→ **EXERCISE DETAILS**: Omit the pictures and return every entry exactly as written.

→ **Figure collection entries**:
[BEGIN]

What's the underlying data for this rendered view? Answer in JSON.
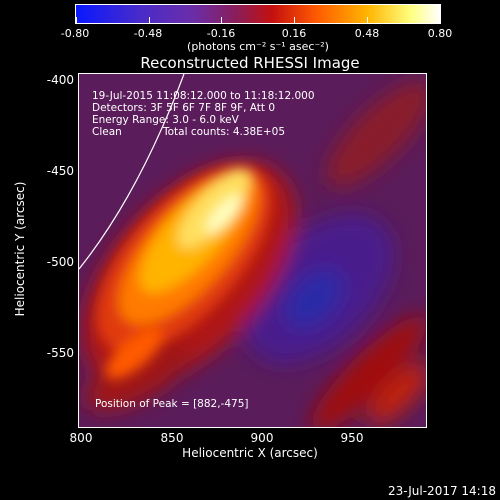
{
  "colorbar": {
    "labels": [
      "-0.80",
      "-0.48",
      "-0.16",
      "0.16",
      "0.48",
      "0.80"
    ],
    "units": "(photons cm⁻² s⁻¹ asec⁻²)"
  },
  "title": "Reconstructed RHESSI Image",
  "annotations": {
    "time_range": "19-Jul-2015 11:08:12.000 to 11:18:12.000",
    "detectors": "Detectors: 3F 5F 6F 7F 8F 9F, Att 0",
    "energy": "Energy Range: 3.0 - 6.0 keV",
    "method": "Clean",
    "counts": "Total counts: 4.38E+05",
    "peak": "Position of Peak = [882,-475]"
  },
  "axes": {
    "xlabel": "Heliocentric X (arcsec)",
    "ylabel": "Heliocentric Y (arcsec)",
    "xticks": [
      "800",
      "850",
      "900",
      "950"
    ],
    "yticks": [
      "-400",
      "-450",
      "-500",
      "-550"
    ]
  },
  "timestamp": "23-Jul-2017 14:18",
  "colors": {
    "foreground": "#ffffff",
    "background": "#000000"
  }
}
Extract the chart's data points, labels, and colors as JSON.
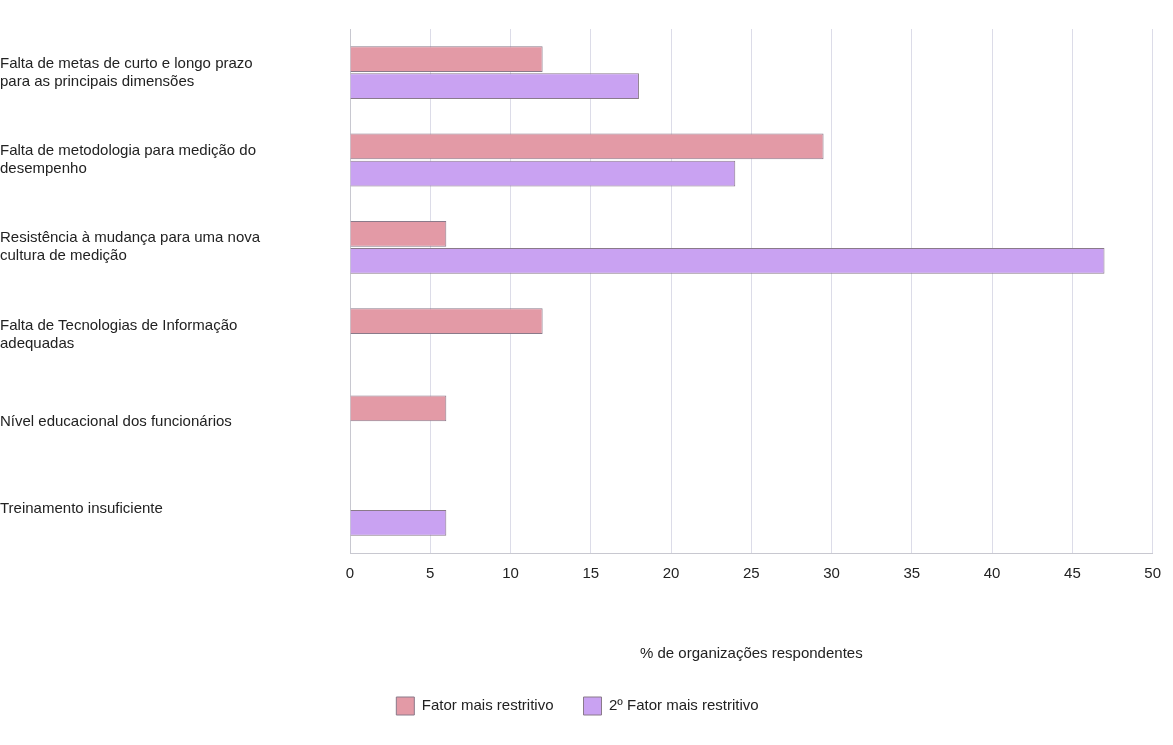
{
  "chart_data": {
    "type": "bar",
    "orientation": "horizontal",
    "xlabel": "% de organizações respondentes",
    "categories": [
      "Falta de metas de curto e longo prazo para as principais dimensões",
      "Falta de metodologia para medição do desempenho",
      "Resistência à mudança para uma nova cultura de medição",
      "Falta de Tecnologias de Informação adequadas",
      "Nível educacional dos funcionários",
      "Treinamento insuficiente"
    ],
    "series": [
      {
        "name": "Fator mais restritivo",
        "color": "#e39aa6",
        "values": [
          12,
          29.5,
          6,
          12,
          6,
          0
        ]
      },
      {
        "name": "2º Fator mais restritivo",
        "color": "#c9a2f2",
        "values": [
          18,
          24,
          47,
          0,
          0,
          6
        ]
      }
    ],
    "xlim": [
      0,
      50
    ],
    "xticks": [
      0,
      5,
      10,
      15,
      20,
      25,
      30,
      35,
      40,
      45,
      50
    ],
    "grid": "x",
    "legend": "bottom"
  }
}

[END]

→ **FINISHED TASK**:
What's the underlying data for this rendered view? Answer in JSON.
{
  "colorbar": {
    "labels": [
      "-0.80",
      "-0.48",
      "-0.16",
      "0.16",
      "0.48",
      "0.80"
    ],
    "units": "(photons cm⁻² s⁻¹ asec⁻²)"
  },
  "title": "Reconstructed RHESSI Image",
  "annotations": {
    "time_range": "19-Jul-2015 11:08:12.000 to 11:18:12.000",
    "detectors": "Detectors: 3F 5F 6F 7F 8F 9F, Att 0",
    "energy": "Energy Range: 3.0 - 6.0 keV",
    "method": "Clean",
    "counts": "Total counts: 4.38E+05",
    "peak": "Position of Peak = [882,-475]"
  },
  "axes": {
    "xlabel": "Heliocentric X (arcsec)",
    "ylabel": "Heliocentric Y (arcsec)",
    "xticks": [
      "800",
      "850",
      "900",
      "950"
    ],
    "yticks": [
      "-400",
      "-450",
      "-500",
      "-550"
    ]
  },
  "timestamp": "23-Jul-2017 14:18",
  "colors": {
    "foreground": "#ffffff",
    "background": "#000000"
  }
}
Extract the chart's data points, labels, and colors as JSON.
{
  "chart_data": {
    "type": "bar",
    "orientation": "horizontal",
    "xlabel": "% de organizações respondentes",
    "categories": [
      "Falta de metas de curto e longo prazo para as principais dimensões",
      "Falta de metodologia para medição do desempenho",
      "Resistência à mudança para uma nova cultura de medição",
      "Falta de Tecnologias de Informação adequadas",
      "Nível educacional dos funcionários",
      "Treinamento insuficiente"
    ],
    "series": [
      {
        "name": "Fator mais restritivo",
        "color": "#e39aa6",
        "values": [
          12,
          29.5,
          6,
          12,
          6,
          0
        ]
      },
      {
        "name": "2º Fator mais restritivo",
        "color": "#c9a2f2",
        "values": [
          18,
          24,
          47,
          0,
          0,
          6
        ]
      }
    ],
    "xlim": [
      0,
      50
    ],
    "xticks": [
      0,
      5,
      10,
      15,
      20,
      25,
      30,
      35,
      40,
      45,
      50
    ],
    "grid": "x",
    "legend": "bottom"
  }
}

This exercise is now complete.